• [Stated exercise]:
Update the material from its first line through the line containing "feature-desc: : Enter" by replacing "Choose a Method" with "Select a Method" and leaving everything else as it is. Return only those lines.

(Element and coordinate records)
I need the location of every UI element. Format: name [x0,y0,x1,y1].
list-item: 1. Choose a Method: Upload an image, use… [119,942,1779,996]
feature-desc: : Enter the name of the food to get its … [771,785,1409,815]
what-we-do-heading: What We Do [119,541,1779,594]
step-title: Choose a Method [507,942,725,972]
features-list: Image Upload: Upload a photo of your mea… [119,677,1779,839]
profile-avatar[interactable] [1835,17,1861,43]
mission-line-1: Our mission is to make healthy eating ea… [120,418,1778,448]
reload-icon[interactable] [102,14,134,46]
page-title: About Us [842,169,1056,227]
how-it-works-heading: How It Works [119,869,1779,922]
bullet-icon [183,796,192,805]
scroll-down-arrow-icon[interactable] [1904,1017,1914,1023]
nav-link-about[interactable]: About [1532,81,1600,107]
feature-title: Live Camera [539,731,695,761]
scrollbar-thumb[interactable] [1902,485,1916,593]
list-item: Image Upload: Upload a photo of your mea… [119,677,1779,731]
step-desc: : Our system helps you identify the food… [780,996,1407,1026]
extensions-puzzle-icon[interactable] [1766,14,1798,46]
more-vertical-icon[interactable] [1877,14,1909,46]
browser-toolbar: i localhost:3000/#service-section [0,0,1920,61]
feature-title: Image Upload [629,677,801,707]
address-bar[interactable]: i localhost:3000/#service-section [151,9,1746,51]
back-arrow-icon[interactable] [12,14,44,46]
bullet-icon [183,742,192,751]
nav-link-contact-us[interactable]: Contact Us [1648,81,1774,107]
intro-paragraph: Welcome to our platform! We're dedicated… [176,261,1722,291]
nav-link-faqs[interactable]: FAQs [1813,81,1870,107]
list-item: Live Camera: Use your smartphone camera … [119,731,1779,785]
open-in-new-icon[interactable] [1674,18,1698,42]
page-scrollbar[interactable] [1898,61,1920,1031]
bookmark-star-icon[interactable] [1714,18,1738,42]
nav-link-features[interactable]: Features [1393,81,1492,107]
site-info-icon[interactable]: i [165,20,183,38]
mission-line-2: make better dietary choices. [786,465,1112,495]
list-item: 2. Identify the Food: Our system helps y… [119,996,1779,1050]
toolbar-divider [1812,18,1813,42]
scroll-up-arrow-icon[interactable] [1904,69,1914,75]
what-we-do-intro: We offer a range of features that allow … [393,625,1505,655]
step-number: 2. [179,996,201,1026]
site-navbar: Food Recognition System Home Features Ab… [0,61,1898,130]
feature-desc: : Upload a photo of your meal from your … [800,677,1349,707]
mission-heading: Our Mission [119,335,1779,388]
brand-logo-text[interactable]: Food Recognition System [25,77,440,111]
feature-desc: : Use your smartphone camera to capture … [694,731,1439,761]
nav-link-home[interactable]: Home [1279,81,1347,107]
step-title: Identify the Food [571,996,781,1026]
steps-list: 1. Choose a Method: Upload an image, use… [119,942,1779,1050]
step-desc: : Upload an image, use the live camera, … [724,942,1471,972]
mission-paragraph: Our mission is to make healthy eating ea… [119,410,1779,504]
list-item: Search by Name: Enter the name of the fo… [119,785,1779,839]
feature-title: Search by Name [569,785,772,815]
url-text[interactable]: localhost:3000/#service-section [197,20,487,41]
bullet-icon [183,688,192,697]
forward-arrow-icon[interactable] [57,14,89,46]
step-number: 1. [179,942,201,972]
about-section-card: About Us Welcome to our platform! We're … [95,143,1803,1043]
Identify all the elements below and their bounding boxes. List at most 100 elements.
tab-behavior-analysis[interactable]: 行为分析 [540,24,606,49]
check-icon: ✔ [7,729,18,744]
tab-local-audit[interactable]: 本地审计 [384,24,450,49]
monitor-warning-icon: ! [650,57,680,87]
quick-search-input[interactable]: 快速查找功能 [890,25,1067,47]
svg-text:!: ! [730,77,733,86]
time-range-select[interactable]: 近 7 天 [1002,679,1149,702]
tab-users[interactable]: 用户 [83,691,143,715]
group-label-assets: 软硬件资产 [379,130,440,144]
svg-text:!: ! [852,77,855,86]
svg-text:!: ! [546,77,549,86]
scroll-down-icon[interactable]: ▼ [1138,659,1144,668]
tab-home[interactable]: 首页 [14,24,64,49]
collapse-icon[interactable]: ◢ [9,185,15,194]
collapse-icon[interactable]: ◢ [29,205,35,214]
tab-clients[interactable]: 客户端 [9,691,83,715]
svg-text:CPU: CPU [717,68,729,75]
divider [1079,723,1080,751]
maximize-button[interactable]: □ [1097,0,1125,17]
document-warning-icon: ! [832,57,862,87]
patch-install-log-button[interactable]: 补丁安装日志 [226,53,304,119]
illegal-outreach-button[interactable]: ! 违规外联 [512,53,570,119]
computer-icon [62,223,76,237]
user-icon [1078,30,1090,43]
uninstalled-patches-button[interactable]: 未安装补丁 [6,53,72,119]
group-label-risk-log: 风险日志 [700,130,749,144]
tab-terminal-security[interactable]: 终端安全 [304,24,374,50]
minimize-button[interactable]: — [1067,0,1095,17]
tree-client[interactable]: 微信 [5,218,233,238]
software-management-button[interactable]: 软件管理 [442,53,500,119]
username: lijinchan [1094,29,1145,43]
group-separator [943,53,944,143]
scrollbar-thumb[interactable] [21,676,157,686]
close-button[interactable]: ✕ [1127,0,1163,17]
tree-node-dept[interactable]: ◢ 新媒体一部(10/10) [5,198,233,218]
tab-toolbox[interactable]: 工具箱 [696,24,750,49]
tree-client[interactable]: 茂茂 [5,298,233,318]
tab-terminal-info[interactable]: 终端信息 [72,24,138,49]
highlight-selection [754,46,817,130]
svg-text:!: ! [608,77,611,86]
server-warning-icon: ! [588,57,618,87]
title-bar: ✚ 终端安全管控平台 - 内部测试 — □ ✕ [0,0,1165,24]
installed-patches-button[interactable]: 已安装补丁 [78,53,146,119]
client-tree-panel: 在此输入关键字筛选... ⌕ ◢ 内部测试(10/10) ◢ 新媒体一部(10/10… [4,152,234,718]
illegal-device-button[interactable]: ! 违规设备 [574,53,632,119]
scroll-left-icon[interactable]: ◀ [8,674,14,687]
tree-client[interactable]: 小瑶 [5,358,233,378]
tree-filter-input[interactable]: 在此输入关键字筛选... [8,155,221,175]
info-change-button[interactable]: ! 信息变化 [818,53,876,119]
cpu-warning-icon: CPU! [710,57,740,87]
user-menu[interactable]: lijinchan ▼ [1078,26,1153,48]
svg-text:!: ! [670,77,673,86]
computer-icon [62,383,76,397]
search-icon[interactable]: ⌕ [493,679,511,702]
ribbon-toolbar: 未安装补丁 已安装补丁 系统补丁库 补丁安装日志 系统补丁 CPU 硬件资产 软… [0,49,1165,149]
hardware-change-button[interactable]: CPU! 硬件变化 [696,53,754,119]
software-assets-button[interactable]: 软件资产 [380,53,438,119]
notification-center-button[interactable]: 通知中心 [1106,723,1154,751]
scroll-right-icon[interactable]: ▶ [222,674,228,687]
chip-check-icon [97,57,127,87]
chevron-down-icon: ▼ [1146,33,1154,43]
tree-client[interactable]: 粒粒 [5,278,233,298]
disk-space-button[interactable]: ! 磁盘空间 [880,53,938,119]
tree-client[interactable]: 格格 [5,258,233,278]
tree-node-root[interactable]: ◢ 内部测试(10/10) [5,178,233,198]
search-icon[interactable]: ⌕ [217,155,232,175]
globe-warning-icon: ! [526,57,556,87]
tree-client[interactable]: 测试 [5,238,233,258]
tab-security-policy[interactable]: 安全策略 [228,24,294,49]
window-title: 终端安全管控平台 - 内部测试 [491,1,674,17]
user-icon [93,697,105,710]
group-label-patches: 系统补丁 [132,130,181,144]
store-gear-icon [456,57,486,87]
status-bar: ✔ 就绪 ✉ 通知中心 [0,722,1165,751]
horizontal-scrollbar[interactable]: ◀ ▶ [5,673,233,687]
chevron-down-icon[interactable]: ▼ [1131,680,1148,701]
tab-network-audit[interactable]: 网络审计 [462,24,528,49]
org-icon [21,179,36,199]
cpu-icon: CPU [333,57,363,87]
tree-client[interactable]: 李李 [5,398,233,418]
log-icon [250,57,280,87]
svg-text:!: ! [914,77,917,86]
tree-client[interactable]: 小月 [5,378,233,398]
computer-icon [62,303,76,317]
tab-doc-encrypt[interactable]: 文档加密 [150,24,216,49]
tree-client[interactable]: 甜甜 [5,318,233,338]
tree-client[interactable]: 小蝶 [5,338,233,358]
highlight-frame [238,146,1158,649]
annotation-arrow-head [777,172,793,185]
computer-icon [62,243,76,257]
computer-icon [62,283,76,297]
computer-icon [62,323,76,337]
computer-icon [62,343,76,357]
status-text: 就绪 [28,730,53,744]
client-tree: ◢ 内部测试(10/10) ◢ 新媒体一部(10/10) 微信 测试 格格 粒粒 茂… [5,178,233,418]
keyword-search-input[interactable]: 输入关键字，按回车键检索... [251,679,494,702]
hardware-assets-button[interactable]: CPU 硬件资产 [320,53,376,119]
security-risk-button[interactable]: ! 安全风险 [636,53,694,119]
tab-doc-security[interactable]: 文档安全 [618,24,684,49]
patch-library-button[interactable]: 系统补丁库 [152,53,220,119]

• [Answer to the exercise]:
I need the location of every UI element. Format: name [x0,y0,x1,y1].
list-item: 1. Select a Method: Upload an image, use… [119,942,1779,996]
feature-desc: : Enter the name of the food to get its … [771,785,1409,815]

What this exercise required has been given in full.